[Begin EXTRACT TO READ]

Developed economy central banks have fallen behind the inflationary curve, despite increasingly hawkish guidance. The UK, Swiss and Canadian central banks in particular have to tighten monetary policy aggressively if they are to regain control over price pressures, according to Pictet Asset Management's proprietary models.

By contrast, a number of emerging market central banks have been paragons of prudence and will be able to start cutting rates as early as next year – a state of affairs that turns historic norms on their head.

FIG. 1 - Advanced economy central banks behind the curve
Taylor rule estimate for change in key policy rate needed by 2023 subject to financial stability constraint, percentage point increase/decrease in rates
 
developed central banks
*Estimate based on our augmented Taylor Rule model with financial stability estimates in 2023. Source: Pictet Asset Management, Refinitiv, CEIC. Based on data as at 15.02.2022.  

Many developed economy central banks are in a difficult position. Take the Bank of England. Its inflation-fighting credibility has come under pressure from a decade of ultra-easy monetary policy during which time inflation has frequently breached its 2 per cent target. Lately the UK inflation running exceptionally hot – CPI inflation was 5.5 per cent in January and is forecast to breach 7 per cent in the coming months.

At the same time, the UK private sector has a heavy burden of debt, with total credit to the private non-financial sector running at some 160 per cent of GDP – in the early 1990s that ratio was under 120 per cent.1 This makes the economy particularly vulnerable to interest rate rises.

As a result, any rate rises would have to take into account financial stability. According to our Taylor Rule model,2 we estimate the UK would have to limit rate hikes to 2.4 percentage points above the current 0.5 per cent – still a dramatic move, but one that would balance strains on the economy with recovering Band of England  policy credibility (see Fig. 1).

[End EXTRACT TO READ]

Answer these questions using the text on central banks and inflation.
1. Which three central banks does the text say in particular have to tighten monetary policy aggressively?
2. What was UK CPI inflation in January?
3. What was the ratio of total credit to the UK private non-financial sector to GDP in the early 1990s?

[Begin MATERIAL PROVIDED]

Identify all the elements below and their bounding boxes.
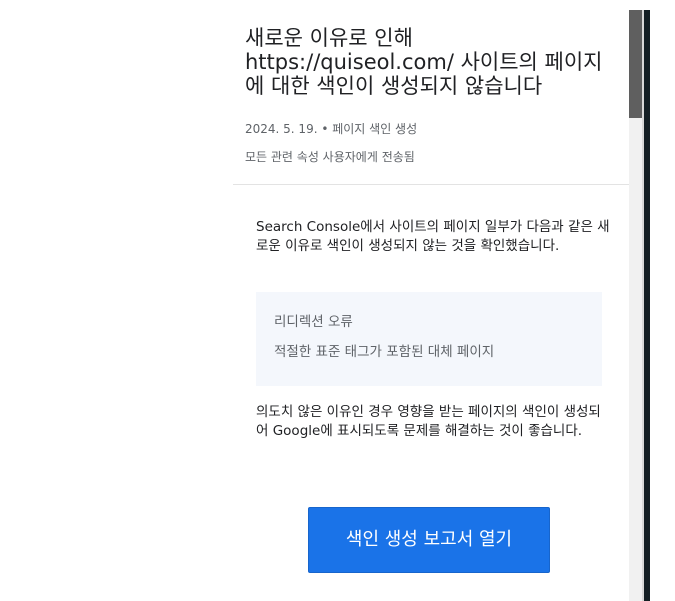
side-panel-edge (644, 10, 650, 601)
email-date-category: 2024. 5. 19. • 페이지 색인 생성 (245, 122, 418, 136)
email-subject: 새로운 이유로 인해 https://quiseol.com/ 사이트의 페이지… (245, 26, 603, 98)
email-header: 새로운 이유로 인해 https://quiseol.com/ 사이트의 페이지… (233, 0, 629, 185)
reason-item: 적절한 표준 태그가 포함된 대체 페이지 (274, 344, 495, 360)
email-recipients: 모든 관련 속성 사용자에게 전송됨 (245, 150, 415, 164)
reason-item: 리디렉션 오류 (274, 314, 353, 330)
email-outro-text: 의도치 않은 이유인 경우 영향을 받는 페이지의 색인이 생성되어 Googl… (256, 404, 601, 439)
reasons-box: 리디렉션 오류 적절한 표준 태그가 포함된 대체 페이지 (256, 292, 602, 386)
open-index-report-button[interactable]: 색인 생성 보고서 열기 (308, 507, 550, 573)
scrollbar-thumb[interactable] (629, 10, 642, 118)
email-message: 새로운 이유로 인해 https://quiseol.com/ 사이트의 페이지… (233, 0, 629, 601)
email-intro-text: Search Console에서 사이트의 페이지 일부가 다음과 같은 새로운… (256, 219, 610, 254)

[End MATERIAL PROVIDED]

* **PROBLEM SOLUTION**:
1. The UK, Swiss and Canadian central banks.
2. 5.5 per cent.
3. Under 120 per cent.